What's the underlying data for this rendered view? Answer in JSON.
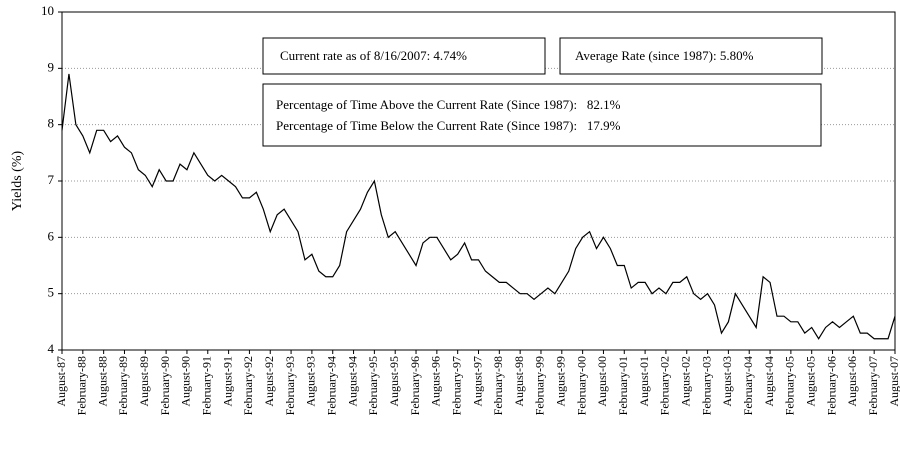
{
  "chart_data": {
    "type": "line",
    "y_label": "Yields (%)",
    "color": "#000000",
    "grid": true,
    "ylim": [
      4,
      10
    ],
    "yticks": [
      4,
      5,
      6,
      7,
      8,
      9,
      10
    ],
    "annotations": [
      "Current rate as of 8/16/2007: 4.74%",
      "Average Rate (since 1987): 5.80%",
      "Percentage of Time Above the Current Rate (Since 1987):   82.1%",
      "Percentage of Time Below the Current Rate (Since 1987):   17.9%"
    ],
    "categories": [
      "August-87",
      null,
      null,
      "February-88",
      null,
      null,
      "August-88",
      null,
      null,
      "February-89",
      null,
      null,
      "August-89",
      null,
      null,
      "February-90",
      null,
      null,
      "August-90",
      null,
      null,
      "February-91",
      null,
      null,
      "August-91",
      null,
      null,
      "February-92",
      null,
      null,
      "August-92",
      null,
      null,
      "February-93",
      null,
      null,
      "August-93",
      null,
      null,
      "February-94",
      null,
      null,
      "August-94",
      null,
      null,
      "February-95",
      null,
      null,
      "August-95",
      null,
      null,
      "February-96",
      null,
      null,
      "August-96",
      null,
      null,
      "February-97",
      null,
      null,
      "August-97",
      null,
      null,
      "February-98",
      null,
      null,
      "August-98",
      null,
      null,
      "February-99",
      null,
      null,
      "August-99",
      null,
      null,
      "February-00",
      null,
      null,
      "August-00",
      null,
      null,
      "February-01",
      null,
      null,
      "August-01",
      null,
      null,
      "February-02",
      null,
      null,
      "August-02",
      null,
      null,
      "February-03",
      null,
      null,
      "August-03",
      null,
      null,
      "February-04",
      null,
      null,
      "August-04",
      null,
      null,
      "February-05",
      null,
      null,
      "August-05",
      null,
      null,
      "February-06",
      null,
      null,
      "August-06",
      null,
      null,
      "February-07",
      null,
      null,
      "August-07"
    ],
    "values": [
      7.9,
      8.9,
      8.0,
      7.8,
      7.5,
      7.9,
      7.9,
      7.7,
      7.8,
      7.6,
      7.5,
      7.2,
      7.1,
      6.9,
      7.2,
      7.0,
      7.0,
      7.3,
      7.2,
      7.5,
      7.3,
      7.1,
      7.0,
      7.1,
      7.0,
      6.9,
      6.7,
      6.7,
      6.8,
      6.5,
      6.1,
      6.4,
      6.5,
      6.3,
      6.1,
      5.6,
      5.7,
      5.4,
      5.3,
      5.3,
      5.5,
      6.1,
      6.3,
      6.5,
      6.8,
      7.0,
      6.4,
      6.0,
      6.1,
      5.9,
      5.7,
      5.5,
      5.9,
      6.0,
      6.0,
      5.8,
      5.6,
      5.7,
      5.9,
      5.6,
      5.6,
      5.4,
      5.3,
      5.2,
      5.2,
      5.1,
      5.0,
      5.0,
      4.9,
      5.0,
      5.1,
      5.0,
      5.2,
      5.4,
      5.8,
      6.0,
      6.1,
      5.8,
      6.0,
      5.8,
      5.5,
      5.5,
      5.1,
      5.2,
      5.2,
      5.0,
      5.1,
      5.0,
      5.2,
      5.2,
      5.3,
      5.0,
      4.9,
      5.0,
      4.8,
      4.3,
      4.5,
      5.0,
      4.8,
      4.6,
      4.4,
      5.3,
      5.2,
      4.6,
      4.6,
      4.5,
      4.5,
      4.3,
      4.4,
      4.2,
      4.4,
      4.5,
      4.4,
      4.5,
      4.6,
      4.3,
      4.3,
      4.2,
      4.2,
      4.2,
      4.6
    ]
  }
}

========================================================================

Aim
Report back each line of the entries that holds the string "Time".

Full response
      "Percentage of Time Above the Current Rate (Since 1987):   82.1%",
      "Percentage of Time Below the Current Rate (Since 1987):   17.9%"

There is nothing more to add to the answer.